*Record excerpts*:

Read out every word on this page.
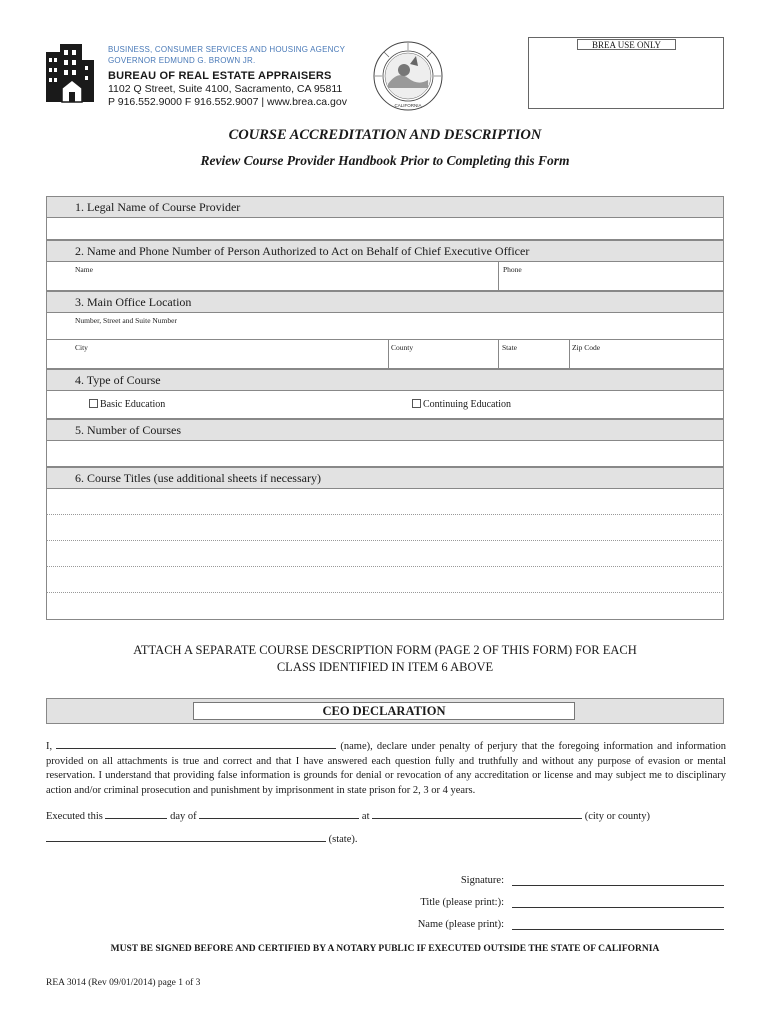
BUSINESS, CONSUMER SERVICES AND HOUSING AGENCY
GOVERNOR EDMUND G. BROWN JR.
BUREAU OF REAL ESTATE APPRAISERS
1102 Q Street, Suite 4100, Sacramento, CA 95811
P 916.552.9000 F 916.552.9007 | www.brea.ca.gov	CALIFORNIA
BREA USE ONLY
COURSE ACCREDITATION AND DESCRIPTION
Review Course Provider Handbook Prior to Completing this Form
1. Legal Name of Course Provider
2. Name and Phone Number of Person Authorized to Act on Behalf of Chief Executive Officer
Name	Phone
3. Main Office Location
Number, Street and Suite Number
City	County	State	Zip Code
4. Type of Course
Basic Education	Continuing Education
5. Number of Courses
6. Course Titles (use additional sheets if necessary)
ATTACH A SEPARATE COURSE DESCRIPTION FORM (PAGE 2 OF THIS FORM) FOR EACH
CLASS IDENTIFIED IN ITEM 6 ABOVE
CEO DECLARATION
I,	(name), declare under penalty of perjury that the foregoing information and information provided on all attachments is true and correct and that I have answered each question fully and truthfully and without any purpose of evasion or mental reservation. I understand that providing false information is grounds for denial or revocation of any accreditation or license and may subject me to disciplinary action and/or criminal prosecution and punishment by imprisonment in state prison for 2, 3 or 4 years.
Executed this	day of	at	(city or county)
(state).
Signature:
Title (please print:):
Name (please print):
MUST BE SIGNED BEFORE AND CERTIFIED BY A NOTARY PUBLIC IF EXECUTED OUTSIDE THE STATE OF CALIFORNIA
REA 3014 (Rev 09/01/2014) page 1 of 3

==

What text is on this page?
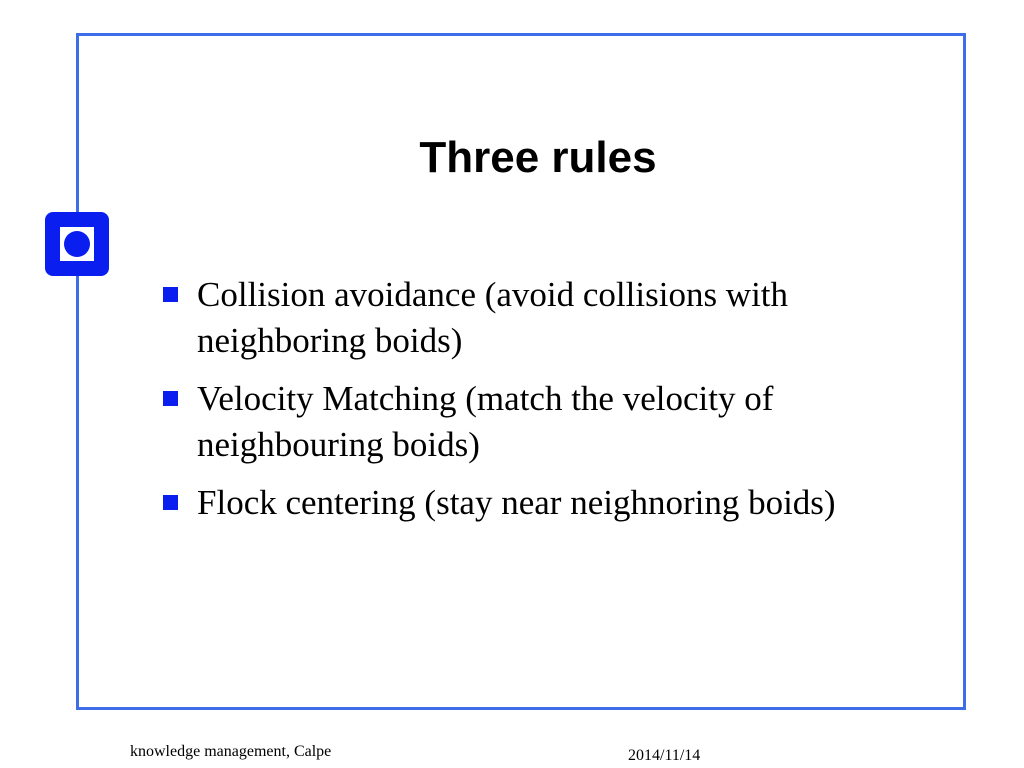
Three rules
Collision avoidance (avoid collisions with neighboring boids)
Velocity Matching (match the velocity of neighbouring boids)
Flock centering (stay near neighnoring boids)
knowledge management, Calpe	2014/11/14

*The task*:
Return all lines containing "Phone".

*Answer to the exercise*:
2. Name and Phone Number of Person Authorized to Act on Behalf of Chief Executive Officer
Name	Phone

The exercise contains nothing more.